Set exercise »
Reproduce every one of the following rows verbatim, keeping their original order.

Data rows »
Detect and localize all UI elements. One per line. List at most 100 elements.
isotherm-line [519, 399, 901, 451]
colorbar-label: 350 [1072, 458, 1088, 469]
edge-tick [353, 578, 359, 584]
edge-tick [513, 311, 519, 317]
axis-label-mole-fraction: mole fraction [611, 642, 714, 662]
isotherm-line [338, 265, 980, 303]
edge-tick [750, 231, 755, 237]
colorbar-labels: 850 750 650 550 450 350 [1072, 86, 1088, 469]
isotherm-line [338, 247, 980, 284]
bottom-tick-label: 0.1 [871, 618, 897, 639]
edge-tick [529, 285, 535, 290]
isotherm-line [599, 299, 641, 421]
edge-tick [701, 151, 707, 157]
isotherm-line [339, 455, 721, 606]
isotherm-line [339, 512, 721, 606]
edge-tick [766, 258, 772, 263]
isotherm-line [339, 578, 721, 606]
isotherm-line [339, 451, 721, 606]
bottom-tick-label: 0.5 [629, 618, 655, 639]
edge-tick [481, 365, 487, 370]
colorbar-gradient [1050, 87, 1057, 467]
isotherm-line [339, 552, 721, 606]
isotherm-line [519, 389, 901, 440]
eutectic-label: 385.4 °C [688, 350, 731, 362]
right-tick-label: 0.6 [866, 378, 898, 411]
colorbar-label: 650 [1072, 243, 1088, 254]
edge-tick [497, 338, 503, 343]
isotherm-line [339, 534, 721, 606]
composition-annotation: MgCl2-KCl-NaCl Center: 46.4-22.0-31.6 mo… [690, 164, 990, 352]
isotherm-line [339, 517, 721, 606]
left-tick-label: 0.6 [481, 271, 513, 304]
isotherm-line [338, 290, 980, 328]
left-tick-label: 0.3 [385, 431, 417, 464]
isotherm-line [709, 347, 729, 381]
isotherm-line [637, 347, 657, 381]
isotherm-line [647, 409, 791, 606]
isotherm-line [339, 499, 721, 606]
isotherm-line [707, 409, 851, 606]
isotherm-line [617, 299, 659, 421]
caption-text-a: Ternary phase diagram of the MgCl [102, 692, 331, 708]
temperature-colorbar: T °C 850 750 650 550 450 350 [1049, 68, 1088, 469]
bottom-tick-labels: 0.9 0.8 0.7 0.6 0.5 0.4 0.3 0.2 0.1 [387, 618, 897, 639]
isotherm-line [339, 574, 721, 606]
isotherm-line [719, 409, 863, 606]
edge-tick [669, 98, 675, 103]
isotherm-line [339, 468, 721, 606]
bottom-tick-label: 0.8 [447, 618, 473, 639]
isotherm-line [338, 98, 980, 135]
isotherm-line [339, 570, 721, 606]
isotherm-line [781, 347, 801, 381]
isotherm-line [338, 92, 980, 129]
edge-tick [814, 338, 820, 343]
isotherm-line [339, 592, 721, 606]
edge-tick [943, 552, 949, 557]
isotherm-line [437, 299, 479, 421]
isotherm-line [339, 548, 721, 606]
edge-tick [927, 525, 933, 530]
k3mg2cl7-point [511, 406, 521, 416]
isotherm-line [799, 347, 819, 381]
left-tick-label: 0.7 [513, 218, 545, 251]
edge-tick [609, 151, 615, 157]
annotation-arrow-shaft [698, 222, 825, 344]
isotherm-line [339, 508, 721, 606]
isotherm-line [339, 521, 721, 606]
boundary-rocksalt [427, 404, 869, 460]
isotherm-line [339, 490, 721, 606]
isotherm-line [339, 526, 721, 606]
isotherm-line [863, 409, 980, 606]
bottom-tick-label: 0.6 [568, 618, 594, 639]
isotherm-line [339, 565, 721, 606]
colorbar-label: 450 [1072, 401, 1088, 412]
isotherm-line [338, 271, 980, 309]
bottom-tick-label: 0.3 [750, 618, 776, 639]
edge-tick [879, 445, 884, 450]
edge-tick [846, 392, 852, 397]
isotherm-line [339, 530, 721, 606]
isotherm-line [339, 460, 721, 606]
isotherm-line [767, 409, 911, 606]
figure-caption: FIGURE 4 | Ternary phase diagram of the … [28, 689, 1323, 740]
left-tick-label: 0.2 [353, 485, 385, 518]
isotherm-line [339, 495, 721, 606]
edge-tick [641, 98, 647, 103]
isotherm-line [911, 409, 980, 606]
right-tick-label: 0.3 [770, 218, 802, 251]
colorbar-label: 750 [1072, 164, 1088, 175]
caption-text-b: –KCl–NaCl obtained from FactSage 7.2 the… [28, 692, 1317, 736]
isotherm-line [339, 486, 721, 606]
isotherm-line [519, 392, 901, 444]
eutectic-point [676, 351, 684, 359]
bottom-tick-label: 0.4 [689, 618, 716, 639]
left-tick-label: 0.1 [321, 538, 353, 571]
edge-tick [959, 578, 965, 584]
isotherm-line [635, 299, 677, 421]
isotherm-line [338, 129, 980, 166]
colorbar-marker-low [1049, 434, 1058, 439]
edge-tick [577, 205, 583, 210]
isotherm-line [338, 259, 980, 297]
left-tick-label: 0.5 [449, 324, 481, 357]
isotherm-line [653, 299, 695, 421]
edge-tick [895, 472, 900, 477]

Task output »
Detect and localize all UI elements. One per line. List at most 100 elements.
isotherm-line [519, 399, 901, 451]
colorbar-label: 350 [1072, 458, 1088, 469]
edge-tick [353, 578, 359, 584]
edge-tick [513, 311, 519, 317]
axis-label-mole-fraction: mole fraction [611, 642, 714, 662]
isotherm-line [338, 265, 980, 303]
edge-tick [750, 231, 755, 237]
colorbar-labels: 850 750 650 550 450 350 [1072, 86, 1088, 469]
isotherm-line [338, 247, 980, 284]
bottom-tick-label: 0.1 [871, 618, 897, 639]
edge-tick [529, 285, 535, 290]
isotherm-line [599, 299, 641, 421]
edge-tick [701, 151, 707, 157]
isotherm-line [339, 455, 721, 606]
isotherm-line [339, 512, 721, 606]
edge-tick [766, 258, 772, 263]
isotherm-line [339, 578, 721, 606]
isotherm-line [339, 451, 721, 606]
bottom-tick-label: 0.5 [629, 618, 655, 639]
edge-tick [481, 365, 487, 370]
colorbar-gradient [1050, 87, 1057, 467]
isotherm-line [339, 552, 721, 606]
isotherm-line [519, 389, 901, 440]
eutectic-label: 385.4 °C [688, 350, 731, 362]
right-tick-label: 0.6 [866, 378, 898, 411]
colorbar-label: 650 [1072, 243, 1088, 254]
edge-tick [497, 338, 503, 343]
isotherm-line [339, 534, 721, 606]
composition-annotation: MgCl2-KCl-NaCl Center: 46.4-22.0-31.6 mo… [690, 164, 990, 352]
isotherm-line [339, 517, 721, 606]
left-tick-label: 0.6 [481, 271, 513, 304]
isotherm-line [338, 290, 980, 328]
left-tick-label: 0.3 [385, 431, 417, 464]
isotherm-line [709, 347, 729, 381]
isotherm-line [637, 347, 657, 381]
isotherm-line [647, 409, 791, 606]
isotherm-line [339, 499, 721, 606]
isotherm-line [707, 409, 851, 606]
isotherm-line [617, 299, 659, 421]
caption-text-a: Ternary phase diagram of the MgCl [102, 692, 331, 708]
temperature-colorbar: T °C 850 750 650 550 450 350 [1049, 68, 1088, 469]
bottom-tick-labels: 0.9 0.8 0.7 0.6 0.5 0.4 0.3 0.2 0.1 [387, 618, 897, 639]
isotherm-line [339, 574, 721, 606]
isotherm-line [719, 409, 863, 606]
edge-tick [669, 98, 675, 103]
isotherm-line [339, 468, 721, 606]
bottom-tick-label: 0.8 [447, 618, 473, 639]
isotherm-line [338, 98, 980, 135]
isotherm-line [339, 570, 721, 606]
isotherm-line [781, 347, 801, 381]
isotherm-line [338, 92, 980, 129]
edge-tick [814, 338, 820, 343]
isotherm-line [339, 592, 721, 606]
edge-tick [943, 552, 949, 557]
isotherm-line [437, 299, 479, 421]
isotherm-line [339, 548, 721, 606]
edge-tick [927, 525, 933, 530]
k3mg2cl7-point [511, 406, 521, 416]
isotherm-line [799, 347, 819, 381]
left-tick-label: 0.7 [513, 218, 545, 251]
edge-tick [609, 151, 615, 157]
annotation-arrow-shaft [698, 222, 825, 344]
isotherm-line [339, 508, 721, 606]
isotherm-line [339, 521, 721, 606]
boundary-rocksalt [427, 404, 869, 460]
isotherm-line [339, 490, 721, 606]
isotherm-line [339, 526, 721, 606]
isotherm-line [863, 409, 980, 606]
bottom-tick-label: 0.6 [568, 618, 594, 639]
isotherm-line [339, 565, 721, 606]
colorbar-label: 450 [1072, 401, 1088, 412]
isotherm-line [338, 271, 980, 309]
bottom-tick-label: 0.3 [750, 618, 776, 639]
edge-tick [879, 445, 884, 450]
edge-tick [846, 392, 852, 397]
isotherm-line [339, 530, 721, 606]
isotherm-line [339, 460, 721, 606]
isotherm-line [767, 409, 911, 606]
figure-caption: FIGURE 4 | Ternary phase diagram of the … [28, 689, 1323, 740]
left-tick-label: 0.2 [353, 485, 385, 518]
isotherm-line [339, 495, 721, 606]
edge-tick [641, 98, 647, 103]
isotherm-line [911, 409, 980, 606]
right-tick-label: 0.3 [770, 218, 802, 251]
colorbar-label: 750 [1072, 164, 1088, 175]
caption-text-b: –KCl–NaCl obtained from FactSage 7.2 the… [28, 692, 1317, 736]
isotherm-line [339, 486, 721, 606]
isotherm-line [519, 392, 901, 444]
eutectic-point [676, 351, 684, 359]
bottom-tick-label: 0.4 [689, 618, 716, 639]
left-tick-label: 0.1 [321, 538, 353, 571]
edge-tick [959, 578, 965, 584]
isotherm-line [635, 299, 677, 421]
isotherm-line [338, 129, 980, 166]
colorbar-marker-low [1049, 434, 1058, 439]
edge-tick [577, 205, 583, 210]
isotherm-line [338, 259, 980, 297]
left-tick-label: 0.5 [449, 324, 481, 357]
isotherm-line [653, 299, 695, 421]
edge-tick [895, 472, 900, 477]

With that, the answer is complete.